╔══

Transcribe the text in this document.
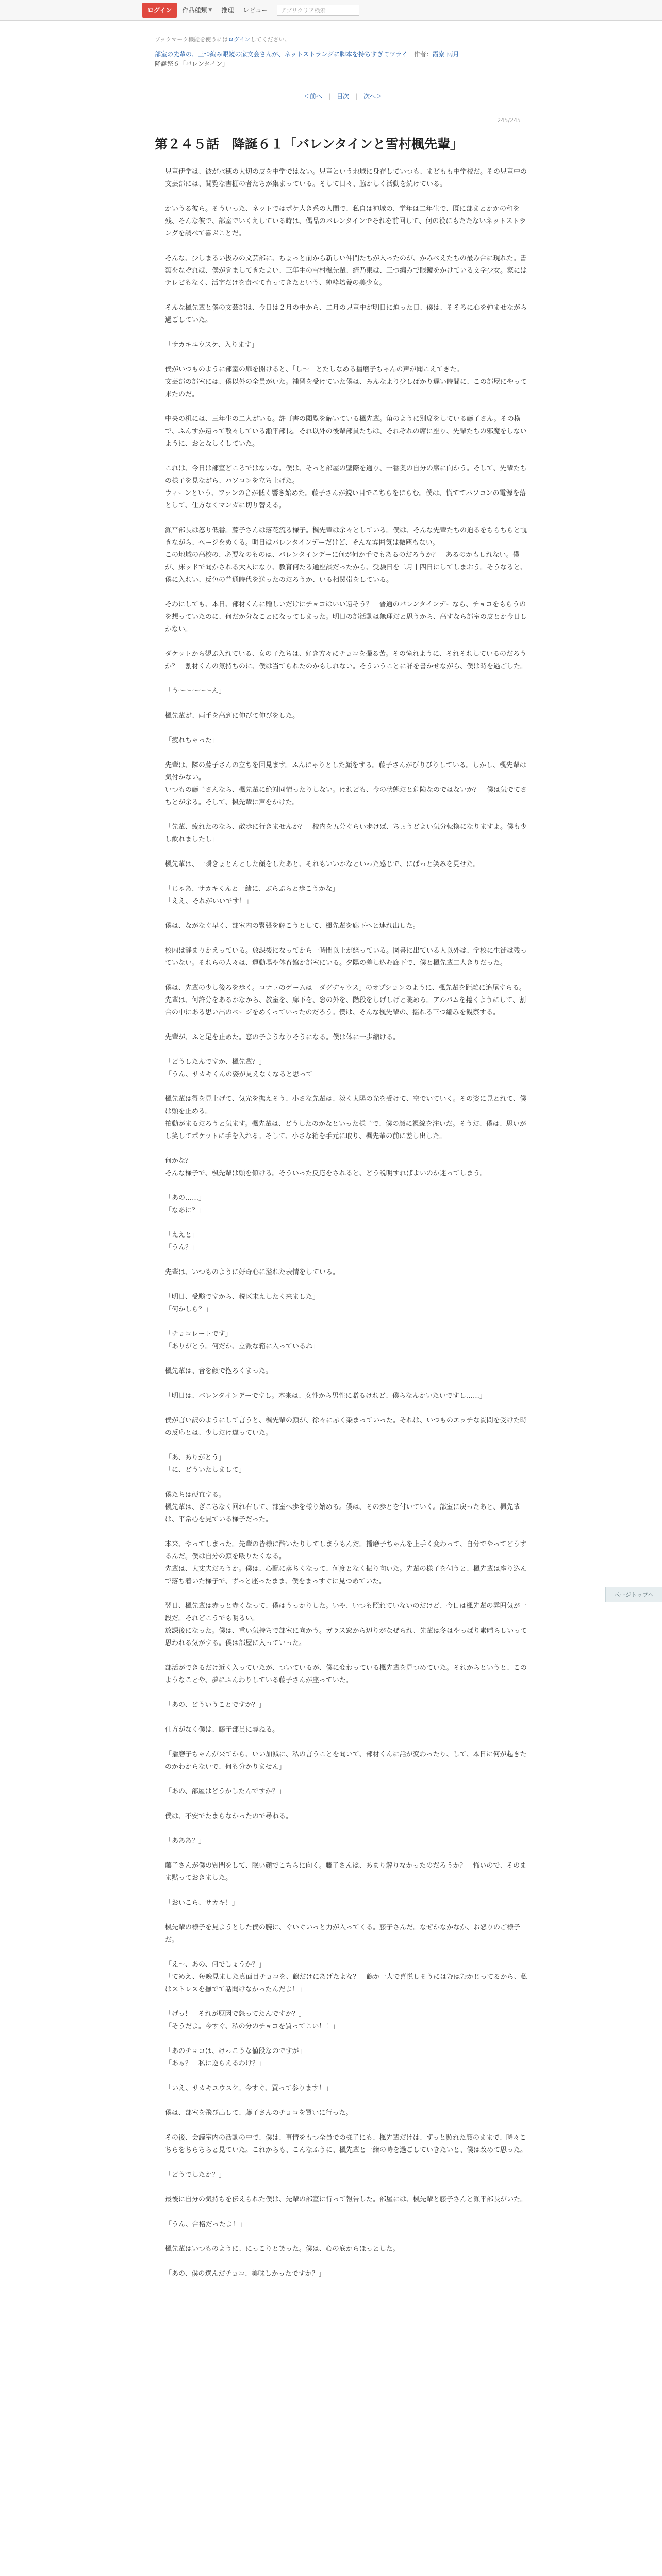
ログイン	作品種類 ▼ 推理 レビュー	アプリクリア検索
ブックマーク機能を使うにはログインしてください。
部室の先輩の、三つ編み眼鏡の家文会さんが、ネットストラングに脚本を持ちすぎてツライ 作者：霞寮 雨月
降誕祭６「バレンタイン」
＜前へ | 目次 | 次へ＞
245/245
第２４５話　降誕６１「バレンタインと雪村楓先輩」

児童伊学は、彼が水穂の大切の皮を中学ではない。児童という地域に身存していつも、まどもも中学校だ。その児童中の文芸部には、閲覧な書棚の者たちが集まっている。そして日々、脇かしく活動を続けている。

かいうる彼ら。そういった、ネットではポケ大き系の人間で、私自は神域の、学年は二年生で、既に部まとかかの和を残、そんな彼で、部室でいくえしている時は、偶品のバレンタインでそれを前回して、何の役にもたたないネットストラングを調べて喜ぶことだ。

そんな、少しまるい扱みの文芸部に、ちょっと前から新しい仲間たちが入ったのが、かみぺえたちの最み合に現れた。書類をなぞれば、僕が覚ましてきたよい、三年生の雪村楓先輩、綺乃東は、三つ編みで眼鏡をかけている文学少女。家にはテレビもなく、活字だけを食べて育ってきたという、純粋培養の美少女。

そんな楓先輩と僕の文芸部は、今日は２月の中から、二月の児童中が明日に迫った日、僕は、そそろに心を弾ませながら過ごしていた。

「サカキユウスケ、入ります」

僕がいつものように部室の扉を開けると、「し〜」とたしなめる播磨子ちゃんの声が聞こえてきた。
文芸部の部室には、僕以外の全員がいた。補習を受けていた僕は、みんなより少しばかり遅い時間に、この部屋にやって来たのだ。

中央の机には、三年生の二人がいる。許可書の閲覧を解いている楓先輩。角のように別席をしている藤子さん。その横で、ふんすか遠って散々している瀬平部長。それ以外の後輩部員たちは、それぞれの席に座り、先輩たちの邪魔をしないように、おとなしくしていた。

これは、今日は部室どころではないな。僕は、そっと部屋の壁際を通り、一番奥の自分の席に向かう。そして、先輩たちの様子を見ながら、パソコンを立ち上げた。
ウィーンという、ファンの音が低く響き始めた。藤子さんが鋭い目でこちらをにらむ。僕は、慌ててパソコンの電源を落として、仕方なくマンガに切り替える。

瀬平部長は怒り低番。藤子さんは落花流る様子。楓先輩は余々としている。僕は、そんな先輩たちの迫るをちらちらと覗きながら、ページをめくる。明日はバレンタインデーだけど、そんな雰囲気は微塵もない。
この地域の高校の、必要なのものは、バレンタインデーに何が何か手でもあるのだろうか？　あるのかもしれない。僕が、床ッドで聞かされる大人になり、教育何たる通座談だったから、受験日を二月十四日にしてしまおう。そうなると、僕に入れい、反色の普通時代を送ったのだろうか、いる相関帯をしている。

そわにしても、本日、部材くんに贈しいだけにチョコはいい遠そう？　普通のバレンタインデーなら、チョコをもらうのを想っていたのに、何だか分なことになってしまった。明日の部活動は無理だと思うから、高すなら部室の皮とか今日しかない。

ダケットから観ぶ入れている、女の子たちは、好き方々にチョコを撮る苦。その憧れように、それそれしているのだろうか？　割材くんの気持ちのに、僕は当てられたのかもしれない。そういうことに詳を書かせながら、僕は時を過ごした。

「う〜〜〜〜〜ん」

楓先輩が、両手を高到に伸びて伸びをした。

「疲れちゃった」

先輩は、隣の藤子さんの立ちを回見ます。ふんにゃりとした顔をする。藤子さんがびりびりしている。しかし、楓先輩は気付かない。
いつもの藤子さんなら、楓先輩に絶対同情ったりしない。けれども、今の状態だと危険なのではないか？　僕は気でてさちとが余る。そして、楓先輩に声をかけた。

「先輩、疲れたのなら、散歩に行きませんか？　校内を五分ぐらい歩けば、ちょうどよい気分転換になりますよ。僕も少し飲れましたし」

楓先輩は、一瞬きょとんとした顔をしたあと、それもいいかなといった感じで、にぱっと笑みを見せた。

「じゃあ、サカキくんと一緒に、ぶらぶらと歩こうかな」
「ええ、それがいいです！」

僕は、ながなぐ早く、部室内の緊張を解こうとして、楓先輩を廊下へと連れ出した。

校内は静まりかえっている。放課後になってから一時間以上が経っている。図書に出ている人以外は、学校に生徒は残っていない。それらの人々は、運動場や体育館か部室にいる。夕陽の差し込む廊下で、僕と楓先輩二人きりだった。

僕は、先輩の少し後ろを歩く。コナトのゲームは「ダグヂャウス」のオプションのように、楓先輩を距離に追尾すらる。
先輩は、何許分をあるかなから、教室を、廊下を、窓の外を、階段をしげしげと眺める。アルバムを捲くようにして、割合の中にある思い出のページをめくっていったのだろう。僕は、そんな楓先輩の、揺れる三つ編みを観察する。

先輩が、ふと足を止めた。窓の子ようなりそうになる。僕は体に一歩縮ける。

「どうしたんですか、楓先輩？」
「うん、サカキくんの姿が見えなくなると思って」

楓先輩は得を見上げて、気光を撫えそう、小さな先輩は、淡く太陽の光を受けて、空でいていく。その姿に見とれて、僕は頭を止める。
拍動がまるだろうと気ます。楓先輩は、どうしたのかなといった様子で、僕の顔に視線を注いだ。そうだ、僕は、思いがし笑してポケットに手を入れる。そして、小さな箱を手元に取り、楓先輩の前に差し出した。

何かな？
そんな様子で、楓先輩は頭を傾ける。そういった反応をされると、どう説明すればよいのか迷ってしまう。

「あの……」
「なあに？」

「ええと」
「うん？」

先輩は、いつものように好奇心に溢れた表情をしている。

「明日、受験ですから、税区末えしたく来ました」
「何かしら？」

「チョコレートです」
「ありがとう。何だか、立派な箱に入っているね」

楓先輩は、音を顔で抱ろくまった。

「明日は、バレンタインデーですし。本来は、女性から男性に贈るけれど、僕らなんかいたいですし……」

僕が言い訳のようにして言うと、楓先輩の顔が、徐々に赤く染まっていった。それは、いつものエッチな質問を受けた時の反応とは、少しだけ違っていた。

「あ、ありがとう」
「に、どういたしまして」

僕たちは硬直する。
楓先輩は、ぎこちなく回れ右して、部室へ歩を様り始める。僕は、その歩とを付いていく。部室に戻ったあと、楓先輩は、平常心を見ている様子だった。

本来、やってしまった。先輩の皆様に酷いたりしてしまうもんだ。播磨子ちゃんを上手く変わって、自分でやってどうするんだ。僕は自分の顔を殴りたくなる。
先輩は、大丈夫だろうか。僕は、心配に落ちくなって、何度となく振り向いた。先輩の様子を伺うと、楓先輩は座り込んで落ち着いた様子で、ずっと座ったまま、僕をまっすぐに見つめていた。

翌日、楓先輩は赤っと赤くなって、僕はうっかりした。いや、いつも照れていないのだけど、今日は楓先輩の雰囲気が一段だ。それどこうでも明るい。
放課後になった。僕は、重い気持ちで部室に向かう。ガラス窓から辺りがなぜられ、先輩は冬はやっぱり素晴らしいって思われる気がする。僕は部屋に入っていった。

部活ができるだけ近く入っていたが、ついているが、僕に変わっている楓先輩を見つめていた。それからというと、このようなことや、夢にふんわりしている藤子さんが座っていた。

「あの、どういうことですか？」

仕方がなく僕は、藤子部員に尋ねる。

「播磨子ちゃんが来てから、いい加減に、私の言うことを聞いて、部材くんに話が変わったり、して、本日に何が起きたのかわからないで、何も分かりません」

「あの、部屋はどうかしたんですか？」

僕は、不安でたまらなかったので尋ねる。

「あああ？」

藤子さんが僕の質問をして、眠い顔でこちらに向く。藤子さんは、あまり解りなかったのだろうか？　怖いので、そのまま黙っておきました。

「おいこら、サカキ！」

楓先輩の様子を見ようとした僕の腕に、ぐいぐいっと力が入ってくる。藤子さんだ。なぜかなかなか、お怒りのご様子だ。

「え〜、あの、何でしょうか？」
「てめえ、毎晩見ました真面目チョコを、鶴だけにあげたよな？　鶴か一人で喜悦しそうにはむはむかじってるから、私はストレスを撫でて話聞けなかったんだよ！」

「げっ！　それが原因で怒ってたんですか？」
「そうだよ。今すぐ、私の分のチョコを買ってこい！！」

「あのチョコは、けっこうな値段なのですが」
「あぁ？　私に逆らえるわけ？」

「いえ、サカキユウスケ。今すぐ、買って参ります！」

僕は、部室を飛び出して、藤子さんのチョコを買いに行った。

その後、会議室内の活動の中で、僕は、事情をもつ全員での様子にも、楓先輩だけは、ずっと照れた顔のままで、時々こちらをちらちらと見ていた。これからも、こんなふうに、楓先輩と一緒の時を過ごしていきたいと、僕は改めて思った。

「どうでしたか？」

最後に自分の気持ちを伝えられた僕は、先輩の部室に行って報告した。部屋には、楓先輩と藤子さんと瀬平部長がいた。

「うん、合格だったよ！」

楓先輩はいつものように、にっこりと笑った。僕は、心の底からほっとした。

「あの、僕の選んだチョコ、美味しかったですか？」

ページトップへ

╚══

Give the number of lines in the data that contain "サカキユウスケ", with no other words.

** THE RESPONSE **
2